• [SHORT EXERCISE]: Word for word, repeat the entries, minus the pictures.

• [GIVEN RECORDS]:
━━━━━━━━━━━━━━━━━━━━━━━━━━━━━━

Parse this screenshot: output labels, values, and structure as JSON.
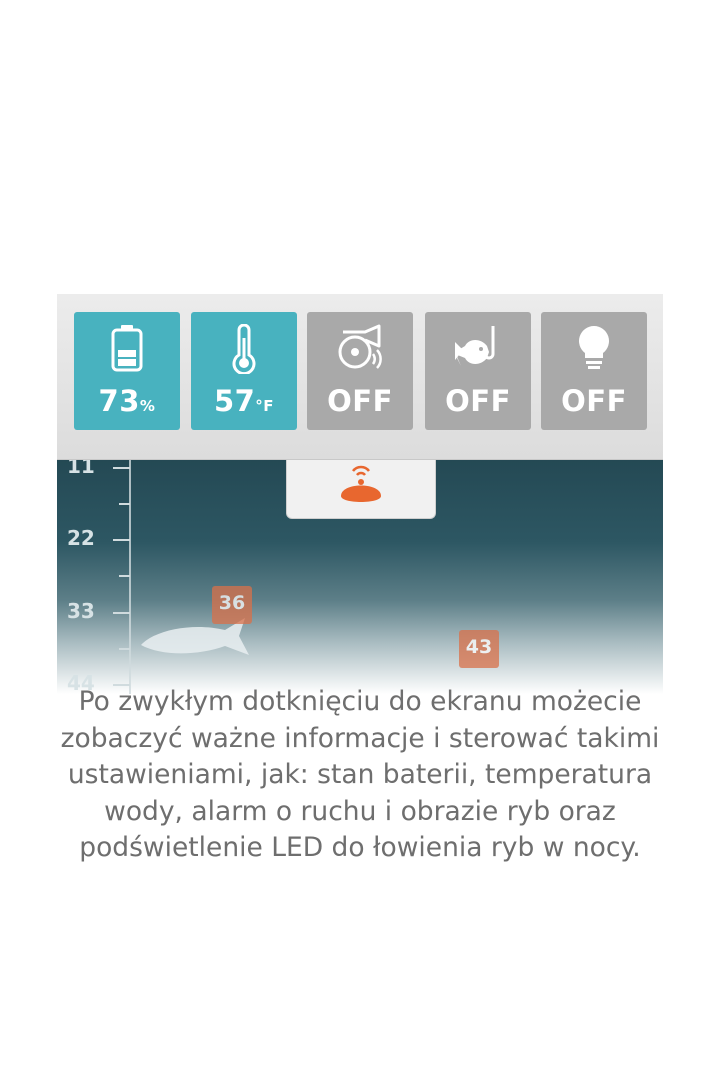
{
  "toolbar": {
    "battery": {
      "value": "73",
      "unit": "%",
      "icon": "battery-icon",
      "state": "on"
    },
    "temperature": {
      "value": "57",
      "unit": "°F",
      "icon": "thermometer-icon",
      "state": "on"
    },
    "alarm": {
      "value": "OFF",
      "icon": "alarm-bell-icon",
      "state": "off"
    },
    "fish_alarm": {
      "value": "OFF",
      "icon": "fish-hook-icon",
      "state": "off"
    },
    "led_light": {
      "value": "OFF",
      "icon": "light-bulb-icon",
      "state": "off"
    }
  },
  "sonar": {
    "depth_labels": [
      "11",
      "22",
      "33",
      "44"
    ],
    "fish_depths": [
      "36",
      "43"
    ],
    "device_icon": "sonar-device-icon"
  },
  "caption": "Po zwykłym dotknięciu do ekranu możecie zobaczyć ważne informacje i sterować takimi ustawieniami, jak: stan baterii, temperatura wody, alarm o ruchu i obrazie ryb oraz podświetlenie LED do łowienia ryb w nocy.",
  "colors": {
    "accent": "#48b2bf",
    "off_tile": "#a9a9a9",
    "fish_badge": "#d9714a",
    "device": "#e8672f"
  }
}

━━━━━━━━━━━━━━━━━━━━━━━━━━━━━━

• [ANSWER TO THIS TASK]:
Parse this screenshot: output labels, values, and structure as JSON.
{
  "toolbar": {
    "battery": {
      "value": "73",
      "unit": "%",
      "icon": "battery-icon",
      "state": "on"
    },
    "temperature": {
      "value": "57",
      "unit": "°F",
      "icon": "thermometer-icon",
      "state": "on"
    },
    "alarm": {
      "value": "OFF",
      "icon": "alarm-bell-icon",
      "state": "off"
    },
    "fish_alarm": {
      "value": "OFF",
      "icon": "fish-hook-icon",
      "state": "off"
    },
    "led_light": {
      "value": "OFF",
      "icon": "light-bulb-icon",
      "state": "off"
    }
  },
  "sonar": {
    "depth_labels": [
      "11",
      "22",
      "33",
      "44"
    ],
    "fish_depths": [
      "36",
      "43"
    ],
    "device_icon": "sonar-device-icon"
  },
  "caption": "Po zwykłym dotknięciu do ekranu możecie zobaczyć ważne informacje i sterować takimi ustawieniami, jak: stan baterii, temperatura wody, alarm o ruchu i obrazie ryb oraz podświetlenie LED do łowienia ryb w nocy.",
  "colors": {
    "accent": "#48b2bf",
    "off_tile": "#a9a9a9",
    "fish_badge": "#d9714a",
    "device": "#e8672f"
  }
}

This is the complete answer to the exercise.